> **SELECTED TEXT**
────────────────────────────────────────

Main article: Apple III
While the Apple II was already established as a successful business-ready platform because of Visicalc, Apple was not content. The Apple III was designed to take on the business environment. The Apple III was released on May 19, 1980.
The Apple III was a relatively conservative design for computers of the era. However, Steve Jobs did not want the computer to have a fan; rather, he wanted the heat generated by the electronics to be dissipated through the chassis of the machine, forgoing the cooling fan.
However, the physical design of the case was not sufficient to cool the components inside it. By removing the fan from the design, the Apple III was prone to overheating. This caused the integrated circuit chips to disconnect from the motherboard. Customers who contacted Apple customer service were told to "raise the computers six inches in the air, and then let go", which would cause the ICs to fall back into place.
Thousands of Apple III computers were recalled. A new model was introduced in 1983 to try and rectify the problems, but the damage was already done.

────────────────────────────────────────

> **WRITTEN REQUEST A**
Rewrite the part of the Apple III text that opens with the words "Main article: Apple" and closes with "May 19, 1980.", putting "VisiCalc" in place of "Visicalc".
> **WRITTEN REQUEST B**
Name every product mentioned in the Apple III text.

> **GIVEN DATA**
────────────────────────────────────────

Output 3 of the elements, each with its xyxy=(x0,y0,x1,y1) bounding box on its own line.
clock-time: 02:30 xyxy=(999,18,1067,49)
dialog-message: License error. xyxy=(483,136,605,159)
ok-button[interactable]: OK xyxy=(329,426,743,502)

────────────────────────────────────────

> **WRITTEN REPLY A**
Main article: Apple III
While the Apple II was already established as a successful business-ready platform because of VisiCalc, Apple was not content. The Apple III was designed to take on the business environment. The Apple III was released on May 19, 1980.

> **WRITTEN REPLY B**
Apple III, Apple II, Visicalc